Find every line of the listing below where "linear" appears, and copy it.

[Start Data rows]

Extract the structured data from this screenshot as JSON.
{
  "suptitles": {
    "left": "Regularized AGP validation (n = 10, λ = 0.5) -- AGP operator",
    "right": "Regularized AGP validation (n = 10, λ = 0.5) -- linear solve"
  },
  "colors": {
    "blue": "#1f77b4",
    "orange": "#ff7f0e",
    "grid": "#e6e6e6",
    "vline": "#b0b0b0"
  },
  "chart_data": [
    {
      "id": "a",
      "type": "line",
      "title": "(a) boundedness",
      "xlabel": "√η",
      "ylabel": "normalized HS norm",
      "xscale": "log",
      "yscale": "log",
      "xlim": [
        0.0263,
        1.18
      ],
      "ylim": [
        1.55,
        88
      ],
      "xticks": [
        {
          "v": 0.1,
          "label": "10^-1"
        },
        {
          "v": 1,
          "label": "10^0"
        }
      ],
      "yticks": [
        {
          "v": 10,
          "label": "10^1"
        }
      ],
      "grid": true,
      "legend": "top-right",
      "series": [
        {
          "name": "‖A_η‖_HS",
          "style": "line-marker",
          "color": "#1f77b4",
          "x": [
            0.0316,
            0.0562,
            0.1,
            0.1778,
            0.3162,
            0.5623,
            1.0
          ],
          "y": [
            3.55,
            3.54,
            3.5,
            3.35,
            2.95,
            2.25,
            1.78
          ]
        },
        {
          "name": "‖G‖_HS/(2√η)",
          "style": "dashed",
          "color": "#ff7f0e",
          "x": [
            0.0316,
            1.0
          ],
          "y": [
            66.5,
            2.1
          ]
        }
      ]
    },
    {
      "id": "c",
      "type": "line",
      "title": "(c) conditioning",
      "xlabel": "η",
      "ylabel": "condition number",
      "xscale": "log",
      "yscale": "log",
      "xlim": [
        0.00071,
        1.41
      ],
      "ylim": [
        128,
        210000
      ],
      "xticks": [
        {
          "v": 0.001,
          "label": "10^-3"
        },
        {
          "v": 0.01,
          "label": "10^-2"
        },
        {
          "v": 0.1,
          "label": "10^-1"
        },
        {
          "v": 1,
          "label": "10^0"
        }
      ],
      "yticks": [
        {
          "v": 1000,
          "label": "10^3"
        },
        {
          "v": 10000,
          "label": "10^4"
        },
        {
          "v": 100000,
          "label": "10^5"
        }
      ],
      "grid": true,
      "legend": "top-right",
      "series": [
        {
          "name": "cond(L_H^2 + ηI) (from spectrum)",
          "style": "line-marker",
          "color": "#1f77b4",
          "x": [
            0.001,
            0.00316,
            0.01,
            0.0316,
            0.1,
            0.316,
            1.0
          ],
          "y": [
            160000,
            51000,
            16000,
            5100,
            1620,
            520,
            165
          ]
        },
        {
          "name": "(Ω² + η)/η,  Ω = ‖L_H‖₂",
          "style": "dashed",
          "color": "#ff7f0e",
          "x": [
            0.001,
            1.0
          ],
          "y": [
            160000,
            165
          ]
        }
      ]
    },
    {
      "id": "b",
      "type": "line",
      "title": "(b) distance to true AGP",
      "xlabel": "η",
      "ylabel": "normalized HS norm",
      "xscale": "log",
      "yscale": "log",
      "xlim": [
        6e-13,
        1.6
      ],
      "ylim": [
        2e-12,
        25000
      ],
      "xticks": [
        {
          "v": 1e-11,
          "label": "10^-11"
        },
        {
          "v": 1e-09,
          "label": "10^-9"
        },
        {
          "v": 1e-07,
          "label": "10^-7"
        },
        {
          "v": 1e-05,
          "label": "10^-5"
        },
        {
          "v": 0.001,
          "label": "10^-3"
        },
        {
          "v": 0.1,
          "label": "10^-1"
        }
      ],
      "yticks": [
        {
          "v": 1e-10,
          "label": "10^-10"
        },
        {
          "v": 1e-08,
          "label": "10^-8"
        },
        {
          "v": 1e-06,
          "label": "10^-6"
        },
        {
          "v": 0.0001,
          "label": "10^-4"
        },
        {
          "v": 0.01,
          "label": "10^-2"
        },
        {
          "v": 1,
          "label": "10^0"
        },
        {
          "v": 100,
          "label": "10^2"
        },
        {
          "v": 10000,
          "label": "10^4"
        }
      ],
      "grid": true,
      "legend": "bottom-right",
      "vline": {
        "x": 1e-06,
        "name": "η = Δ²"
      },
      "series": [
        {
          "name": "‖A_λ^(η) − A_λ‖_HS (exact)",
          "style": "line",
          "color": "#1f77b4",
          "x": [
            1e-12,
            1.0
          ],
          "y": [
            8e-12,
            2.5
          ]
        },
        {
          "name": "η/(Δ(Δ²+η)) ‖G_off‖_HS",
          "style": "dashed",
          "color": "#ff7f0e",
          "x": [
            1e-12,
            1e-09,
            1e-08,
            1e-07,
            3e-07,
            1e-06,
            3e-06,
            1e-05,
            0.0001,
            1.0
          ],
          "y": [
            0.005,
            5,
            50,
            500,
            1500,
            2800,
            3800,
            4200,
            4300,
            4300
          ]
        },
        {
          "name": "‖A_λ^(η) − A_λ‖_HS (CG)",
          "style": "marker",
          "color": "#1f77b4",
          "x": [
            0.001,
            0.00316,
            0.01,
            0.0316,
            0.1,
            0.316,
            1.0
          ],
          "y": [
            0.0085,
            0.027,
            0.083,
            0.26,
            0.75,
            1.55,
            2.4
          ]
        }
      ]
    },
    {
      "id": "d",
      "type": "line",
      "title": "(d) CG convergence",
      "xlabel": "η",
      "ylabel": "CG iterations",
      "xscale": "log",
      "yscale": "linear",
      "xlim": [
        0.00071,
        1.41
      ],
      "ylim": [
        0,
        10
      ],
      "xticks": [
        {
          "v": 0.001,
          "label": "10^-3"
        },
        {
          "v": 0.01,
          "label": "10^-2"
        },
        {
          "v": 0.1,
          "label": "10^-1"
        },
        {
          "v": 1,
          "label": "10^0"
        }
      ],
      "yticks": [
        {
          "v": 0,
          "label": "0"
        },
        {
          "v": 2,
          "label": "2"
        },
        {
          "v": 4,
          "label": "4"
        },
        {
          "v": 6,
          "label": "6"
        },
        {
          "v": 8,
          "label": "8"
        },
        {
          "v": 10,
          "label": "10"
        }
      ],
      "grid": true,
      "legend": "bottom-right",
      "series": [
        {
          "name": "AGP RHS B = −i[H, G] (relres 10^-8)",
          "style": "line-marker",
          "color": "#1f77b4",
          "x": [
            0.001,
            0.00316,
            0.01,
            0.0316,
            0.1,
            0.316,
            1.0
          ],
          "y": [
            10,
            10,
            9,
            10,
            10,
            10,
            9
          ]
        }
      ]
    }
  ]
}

[End Data rows]

Solution for this exercise>
    "right": "Regularized AGP validation (n = 10, λ = 0.5) -- linear solve"
      "yscale": "linear",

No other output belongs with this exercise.